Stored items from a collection
____
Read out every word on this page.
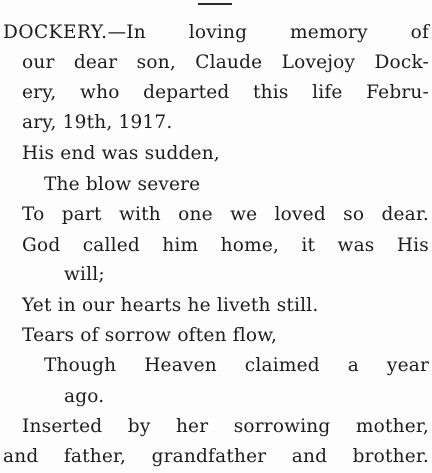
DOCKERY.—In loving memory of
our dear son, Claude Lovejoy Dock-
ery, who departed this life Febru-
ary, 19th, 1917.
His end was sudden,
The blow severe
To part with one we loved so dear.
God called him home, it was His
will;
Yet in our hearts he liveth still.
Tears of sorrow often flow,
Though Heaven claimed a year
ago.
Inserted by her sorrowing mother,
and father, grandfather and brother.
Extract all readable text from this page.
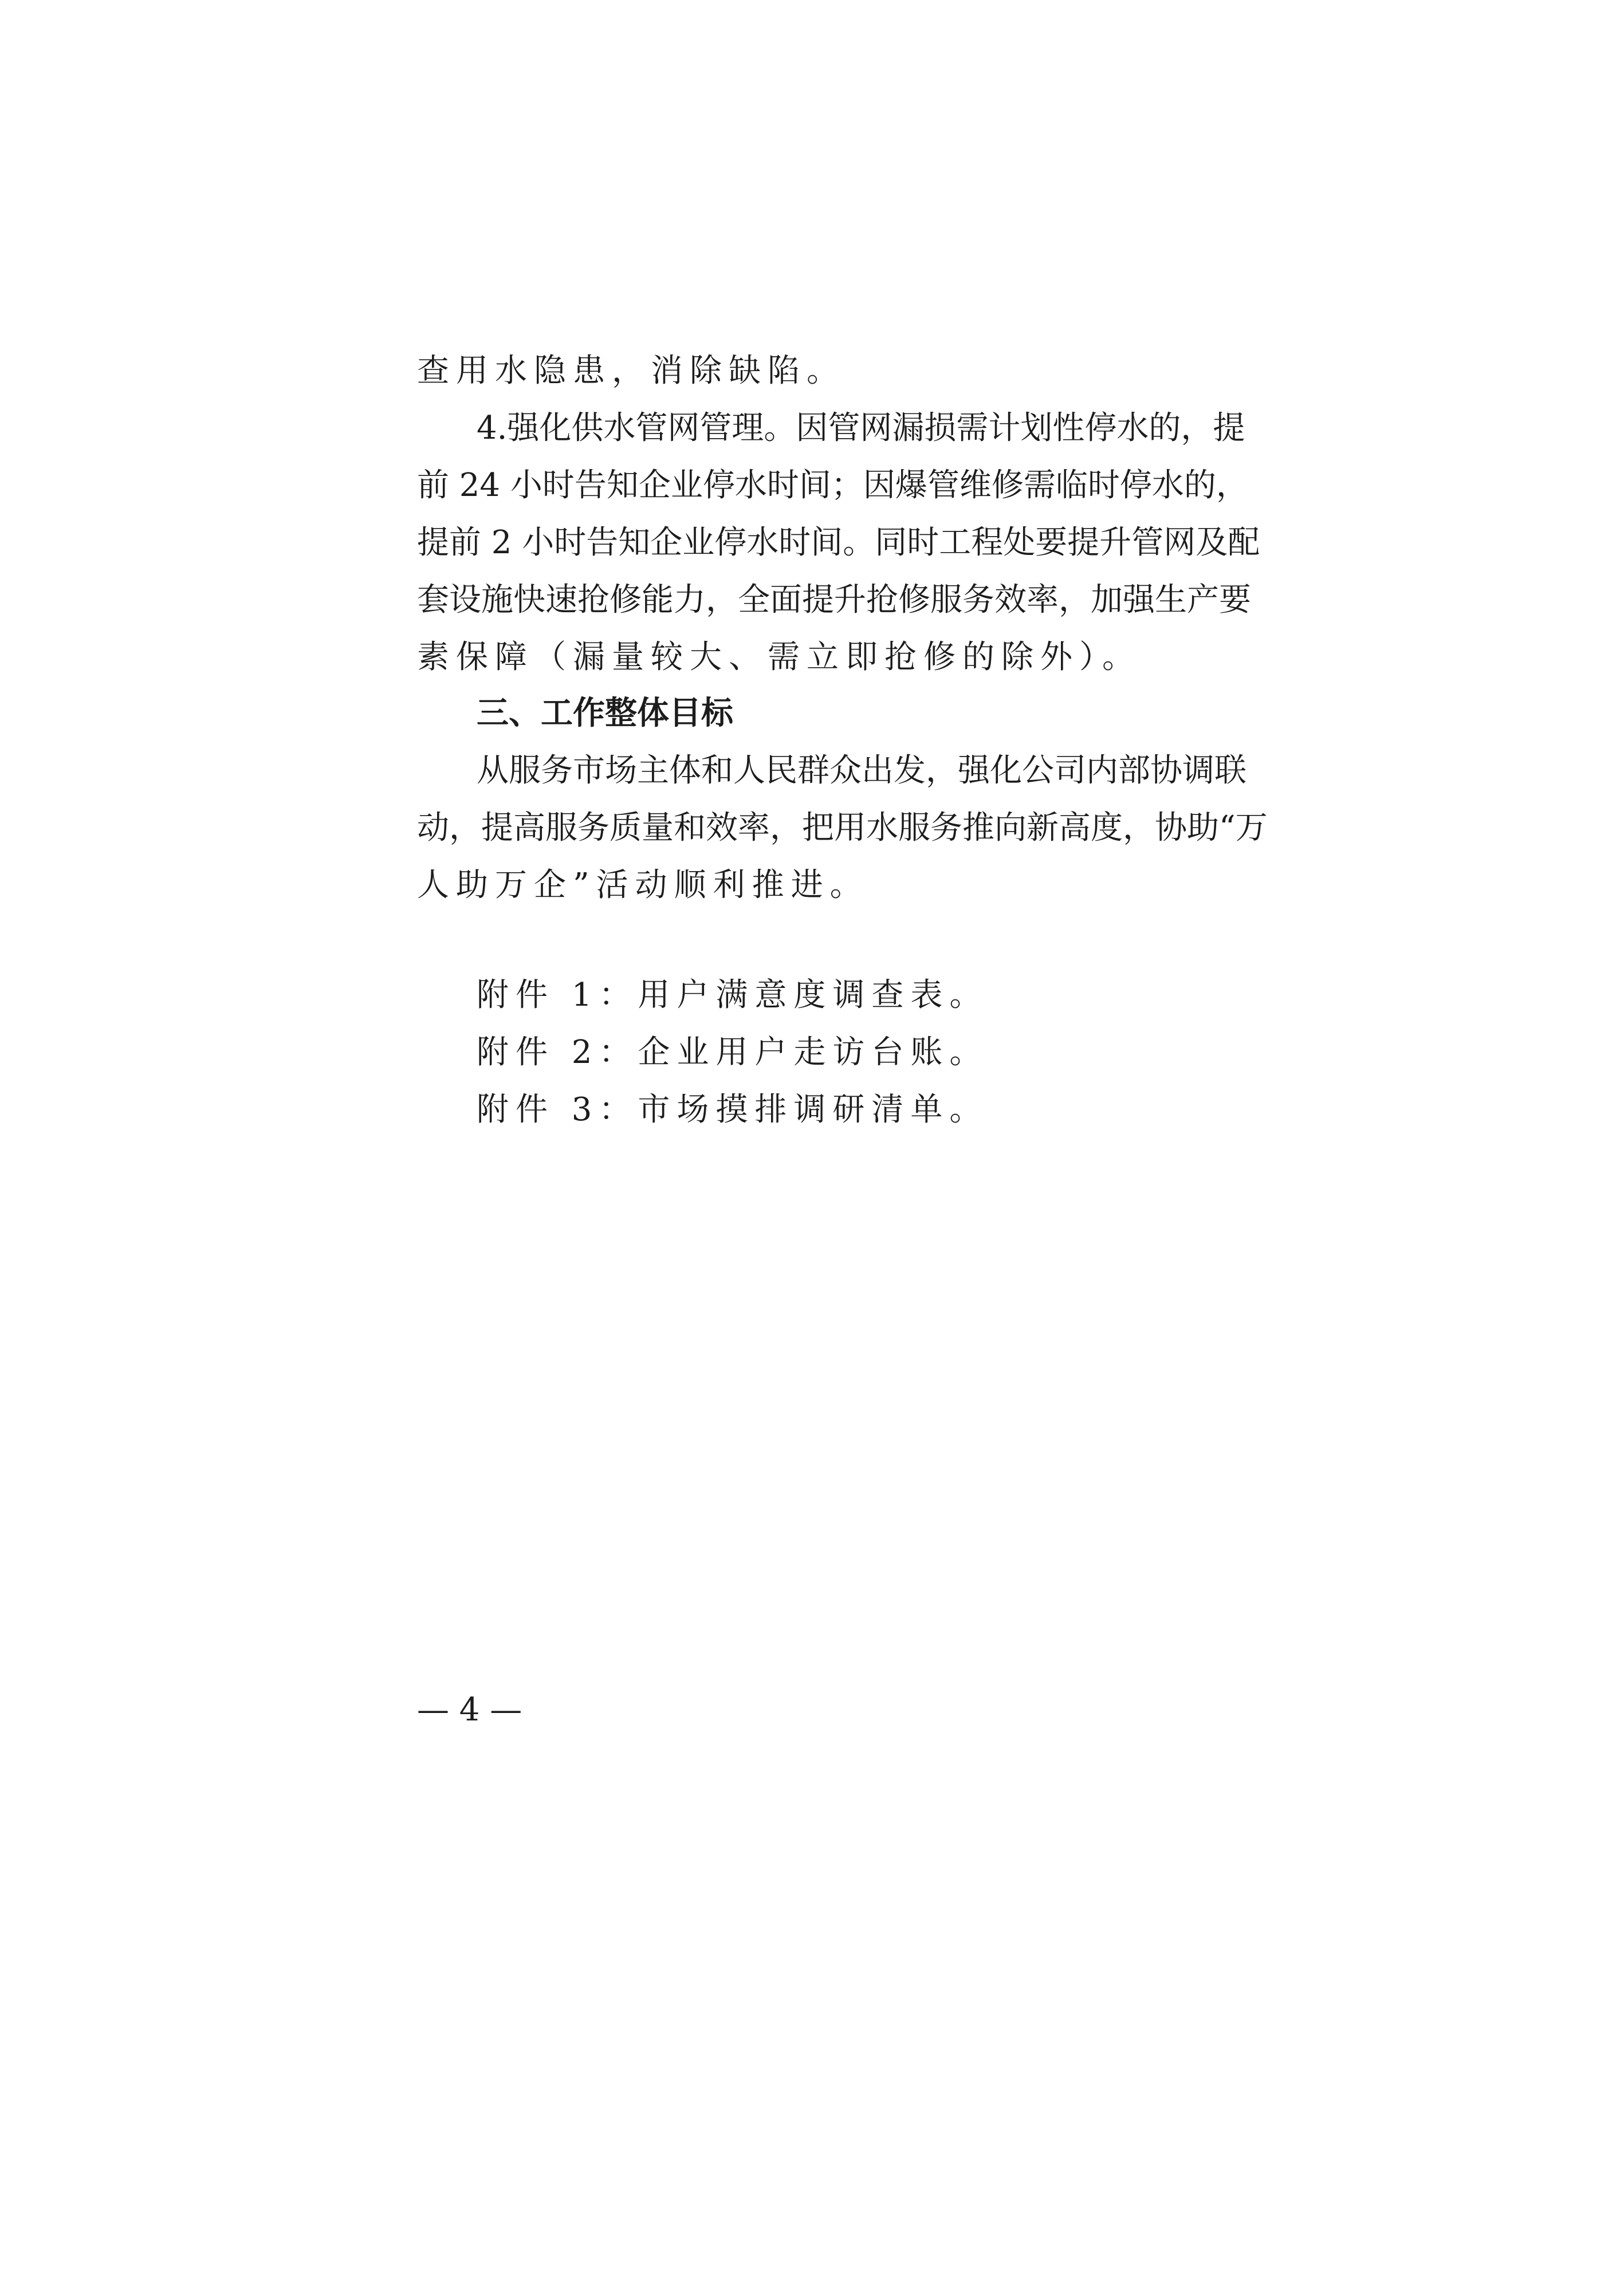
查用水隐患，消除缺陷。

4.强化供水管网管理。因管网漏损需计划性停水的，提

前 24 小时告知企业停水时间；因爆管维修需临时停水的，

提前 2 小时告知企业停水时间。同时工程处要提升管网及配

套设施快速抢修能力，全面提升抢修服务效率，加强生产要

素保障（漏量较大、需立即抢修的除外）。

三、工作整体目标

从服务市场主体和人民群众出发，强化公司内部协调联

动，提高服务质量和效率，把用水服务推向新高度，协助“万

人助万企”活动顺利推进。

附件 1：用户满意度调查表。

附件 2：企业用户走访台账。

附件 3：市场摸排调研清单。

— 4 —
____
Task objective: Gather up every line from the listing above in which the word "dear" occurs.

Solution for this problem:
our dear son, Claude Lovejoy Dock-
To part with one we loved so dear.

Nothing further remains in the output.